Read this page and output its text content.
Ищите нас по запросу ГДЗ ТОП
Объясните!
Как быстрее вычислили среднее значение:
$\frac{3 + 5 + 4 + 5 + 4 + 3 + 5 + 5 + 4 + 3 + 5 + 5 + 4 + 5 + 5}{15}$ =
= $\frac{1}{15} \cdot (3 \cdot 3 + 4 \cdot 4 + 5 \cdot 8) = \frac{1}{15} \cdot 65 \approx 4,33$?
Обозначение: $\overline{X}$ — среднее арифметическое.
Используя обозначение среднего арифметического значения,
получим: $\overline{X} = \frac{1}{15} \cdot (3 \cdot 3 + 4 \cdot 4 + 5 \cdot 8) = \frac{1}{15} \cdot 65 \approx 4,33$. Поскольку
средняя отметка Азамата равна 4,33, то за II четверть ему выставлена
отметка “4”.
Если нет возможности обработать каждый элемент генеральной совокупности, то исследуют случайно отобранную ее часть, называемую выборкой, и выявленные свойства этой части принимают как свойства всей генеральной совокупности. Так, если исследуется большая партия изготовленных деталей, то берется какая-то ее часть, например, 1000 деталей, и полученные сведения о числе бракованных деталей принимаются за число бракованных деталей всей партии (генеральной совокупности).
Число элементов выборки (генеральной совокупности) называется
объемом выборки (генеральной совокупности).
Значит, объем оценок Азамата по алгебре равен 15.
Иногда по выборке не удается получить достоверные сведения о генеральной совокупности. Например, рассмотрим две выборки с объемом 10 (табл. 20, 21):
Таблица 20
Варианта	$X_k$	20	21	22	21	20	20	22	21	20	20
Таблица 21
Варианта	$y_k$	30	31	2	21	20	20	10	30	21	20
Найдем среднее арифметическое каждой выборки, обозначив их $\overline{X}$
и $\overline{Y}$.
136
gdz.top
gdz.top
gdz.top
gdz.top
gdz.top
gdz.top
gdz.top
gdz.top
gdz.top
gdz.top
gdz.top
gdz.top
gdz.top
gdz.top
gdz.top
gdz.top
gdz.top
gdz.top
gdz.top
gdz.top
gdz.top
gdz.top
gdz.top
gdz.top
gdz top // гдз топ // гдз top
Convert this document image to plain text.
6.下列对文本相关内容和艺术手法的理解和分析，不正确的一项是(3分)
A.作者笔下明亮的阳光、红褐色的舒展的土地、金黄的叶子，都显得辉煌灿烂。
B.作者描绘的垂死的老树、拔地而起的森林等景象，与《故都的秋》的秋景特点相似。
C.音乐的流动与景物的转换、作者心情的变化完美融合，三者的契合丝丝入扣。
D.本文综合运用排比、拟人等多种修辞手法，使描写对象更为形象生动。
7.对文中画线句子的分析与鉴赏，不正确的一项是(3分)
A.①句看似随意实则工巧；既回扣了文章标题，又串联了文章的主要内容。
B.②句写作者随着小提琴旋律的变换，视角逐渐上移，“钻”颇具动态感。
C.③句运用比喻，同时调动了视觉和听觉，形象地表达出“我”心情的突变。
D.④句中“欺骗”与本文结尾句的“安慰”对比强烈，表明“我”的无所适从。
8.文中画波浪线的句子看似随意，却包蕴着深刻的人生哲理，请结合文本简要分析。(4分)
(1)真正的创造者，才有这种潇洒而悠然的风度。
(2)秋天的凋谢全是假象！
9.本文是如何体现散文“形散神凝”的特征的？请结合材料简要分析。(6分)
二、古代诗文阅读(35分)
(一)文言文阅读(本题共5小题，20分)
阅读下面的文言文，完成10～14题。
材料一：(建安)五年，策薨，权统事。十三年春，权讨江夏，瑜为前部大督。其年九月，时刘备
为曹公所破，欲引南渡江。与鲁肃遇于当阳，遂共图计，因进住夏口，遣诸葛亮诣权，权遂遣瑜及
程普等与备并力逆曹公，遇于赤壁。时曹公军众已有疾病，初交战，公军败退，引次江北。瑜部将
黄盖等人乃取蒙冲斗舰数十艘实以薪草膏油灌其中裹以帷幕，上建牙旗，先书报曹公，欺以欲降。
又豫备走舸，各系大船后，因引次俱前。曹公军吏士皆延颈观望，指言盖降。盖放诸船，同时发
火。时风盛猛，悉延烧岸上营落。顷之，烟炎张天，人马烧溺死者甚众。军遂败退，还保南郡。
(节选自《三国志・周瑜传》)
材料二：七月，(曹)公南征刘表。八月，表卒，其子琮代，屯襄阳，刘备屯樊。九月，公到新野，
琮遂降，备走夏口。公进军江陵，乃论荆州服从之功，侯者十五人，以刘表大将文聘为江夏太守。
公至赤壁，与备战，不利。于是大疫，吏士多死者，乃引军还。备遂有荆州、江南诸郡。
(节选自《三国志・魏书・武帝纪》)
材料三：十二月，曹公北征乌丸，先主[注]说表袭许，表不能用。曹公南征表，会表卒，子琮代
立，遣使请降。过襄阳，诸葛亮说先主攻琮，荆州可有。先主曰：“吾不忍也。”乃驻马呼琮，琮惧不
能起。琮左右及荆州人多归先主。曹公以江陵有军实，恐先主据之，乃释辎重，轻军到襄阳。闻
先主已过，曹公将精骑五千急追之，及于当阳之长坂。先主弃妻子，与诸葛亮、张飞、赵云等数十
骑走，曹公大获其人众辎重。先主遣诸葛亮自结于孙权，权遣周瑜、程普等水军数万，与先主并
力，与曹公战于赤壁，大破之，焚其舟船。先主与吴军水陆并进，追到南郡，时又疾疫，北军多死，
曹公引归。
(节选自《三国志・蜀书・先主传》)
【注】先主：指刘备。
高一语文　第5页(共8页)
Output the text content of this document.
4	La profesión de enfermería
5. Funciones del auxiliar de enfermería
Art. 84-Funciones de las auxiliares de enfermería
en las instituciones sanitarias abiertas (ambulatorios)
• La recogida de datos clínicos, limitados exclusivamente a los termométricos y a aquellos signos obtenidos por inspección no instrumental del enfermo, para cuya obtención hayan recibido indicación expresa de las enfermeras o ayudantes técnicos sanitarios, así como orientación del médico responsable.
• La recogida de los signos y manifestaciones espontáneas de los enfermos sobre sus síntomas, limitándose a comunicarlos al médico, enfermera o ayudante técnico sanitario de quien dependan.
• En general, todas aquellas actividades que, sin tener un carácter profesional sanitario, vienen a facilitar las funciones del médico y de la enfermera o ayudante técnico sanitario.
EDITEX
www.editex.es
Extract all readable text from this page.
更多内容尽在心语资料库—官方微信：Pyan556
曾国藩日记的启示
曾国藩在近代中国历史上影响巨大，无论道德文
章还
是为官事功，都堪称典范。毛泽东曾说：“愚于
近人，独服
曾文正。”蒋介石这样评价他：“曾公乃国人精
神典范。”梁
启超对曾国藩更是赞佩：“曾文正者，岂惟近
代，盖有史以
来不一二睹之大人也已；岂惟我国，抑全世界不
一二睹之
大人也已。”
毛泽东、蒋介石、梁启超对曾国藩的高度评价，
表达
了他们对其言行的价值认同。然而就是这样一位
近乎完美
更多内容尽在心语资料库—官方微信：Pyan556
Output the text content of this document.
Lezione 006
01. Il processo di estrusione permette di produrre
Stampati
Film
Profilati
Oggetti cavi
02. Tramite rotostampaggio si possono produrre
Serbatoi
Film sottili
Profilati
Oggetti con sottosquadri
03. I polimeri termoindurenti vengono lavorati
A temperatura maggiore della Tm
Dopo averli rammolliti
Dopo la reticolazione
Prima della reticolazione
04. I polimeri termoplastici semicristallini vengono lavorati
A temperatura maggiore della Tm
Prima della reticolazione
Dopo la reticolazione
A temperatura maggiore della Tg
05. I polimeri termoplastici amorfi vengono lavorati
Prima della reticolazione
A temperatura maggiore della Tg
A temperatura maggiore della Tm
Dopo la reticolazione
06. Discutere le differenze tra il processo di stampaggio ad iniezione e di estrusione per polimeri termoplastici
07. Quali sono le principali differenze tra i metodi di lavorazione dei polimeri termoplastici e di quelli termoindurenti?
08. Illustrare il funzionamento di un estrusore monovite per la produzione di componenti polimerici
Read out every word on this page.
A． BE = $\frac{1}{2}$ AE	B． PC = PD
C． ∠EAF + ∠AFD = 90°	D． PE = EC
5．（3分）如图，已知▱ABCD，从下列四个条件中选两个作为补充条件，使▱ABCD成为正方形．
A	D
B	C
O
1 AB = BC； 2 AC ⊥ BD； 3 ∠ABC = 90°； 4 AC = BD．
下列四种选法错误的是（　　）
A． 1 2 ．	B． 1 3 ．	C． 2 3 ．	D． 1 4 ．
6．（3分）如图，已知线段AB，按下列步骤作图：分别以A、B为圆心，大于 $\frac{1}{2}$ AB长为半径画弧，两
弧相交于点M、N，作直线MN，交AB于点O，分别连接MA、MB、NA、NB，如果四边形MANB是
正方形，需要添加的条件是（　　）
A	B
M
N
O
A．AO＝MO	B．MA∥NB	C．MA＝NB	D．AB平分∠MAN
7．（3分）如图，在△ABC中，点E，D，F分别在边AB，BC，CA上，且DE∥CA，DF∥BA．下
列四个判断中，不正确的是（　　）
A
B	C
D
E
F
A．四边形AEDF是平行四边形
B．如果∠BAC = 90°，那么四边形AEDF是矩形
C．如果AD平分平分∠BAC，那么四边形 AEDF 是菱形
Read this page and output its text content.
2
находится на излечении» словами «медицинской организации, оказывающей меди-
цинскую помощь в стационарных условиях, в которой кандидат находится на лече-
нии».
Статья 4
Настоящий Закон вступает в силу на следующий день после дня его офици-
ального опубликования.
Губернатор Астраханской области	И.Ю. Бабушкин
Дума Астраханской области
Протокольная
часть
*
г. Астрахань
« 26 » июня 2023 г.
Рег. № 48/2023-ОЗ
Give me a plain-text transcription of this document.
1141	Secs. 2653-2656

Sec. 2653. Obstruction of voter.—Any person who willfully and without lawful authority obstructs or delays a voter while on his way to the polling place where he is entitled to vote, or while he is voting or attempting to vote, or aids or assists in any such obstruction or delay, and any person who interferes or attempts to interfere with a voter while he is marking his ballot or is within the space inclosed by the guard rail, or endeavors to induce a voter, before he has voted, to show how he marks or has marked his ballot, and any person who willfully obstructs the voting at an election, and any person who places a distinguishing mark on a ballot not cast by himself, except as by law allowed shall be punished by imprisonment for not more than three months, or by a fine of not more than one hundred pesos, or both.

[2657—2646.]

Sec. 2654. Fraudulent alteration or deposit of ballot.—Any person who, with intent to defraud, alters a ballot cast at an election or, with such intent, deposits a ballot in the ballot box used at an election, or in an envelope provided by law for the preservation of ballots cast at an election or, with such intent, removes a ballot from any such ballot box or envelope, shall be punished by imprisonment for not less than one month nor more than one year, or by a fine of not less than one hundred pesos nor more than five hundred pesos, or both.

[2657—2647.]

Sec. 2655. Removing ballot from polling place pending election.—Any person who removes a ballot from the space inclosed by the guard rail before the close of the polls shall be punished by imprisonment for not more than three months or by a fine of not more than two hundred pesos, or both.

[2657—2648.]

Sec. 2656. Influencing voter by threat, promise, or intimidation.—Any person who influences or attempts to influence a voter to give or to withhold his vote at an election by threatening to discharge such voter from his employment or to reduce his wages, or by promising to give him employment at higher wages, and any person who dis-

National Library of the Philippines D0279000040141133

***

▶ _GIVEN REQUEST_: Gather from the records above every line containing the string "processo".

▶ _THE ANSWER_:
01. Il processo di estrusione permette di produrre
06. Discutere le differenze tra il processo di stampaggio ad iniezione e di estrusione per polimeri termoplastici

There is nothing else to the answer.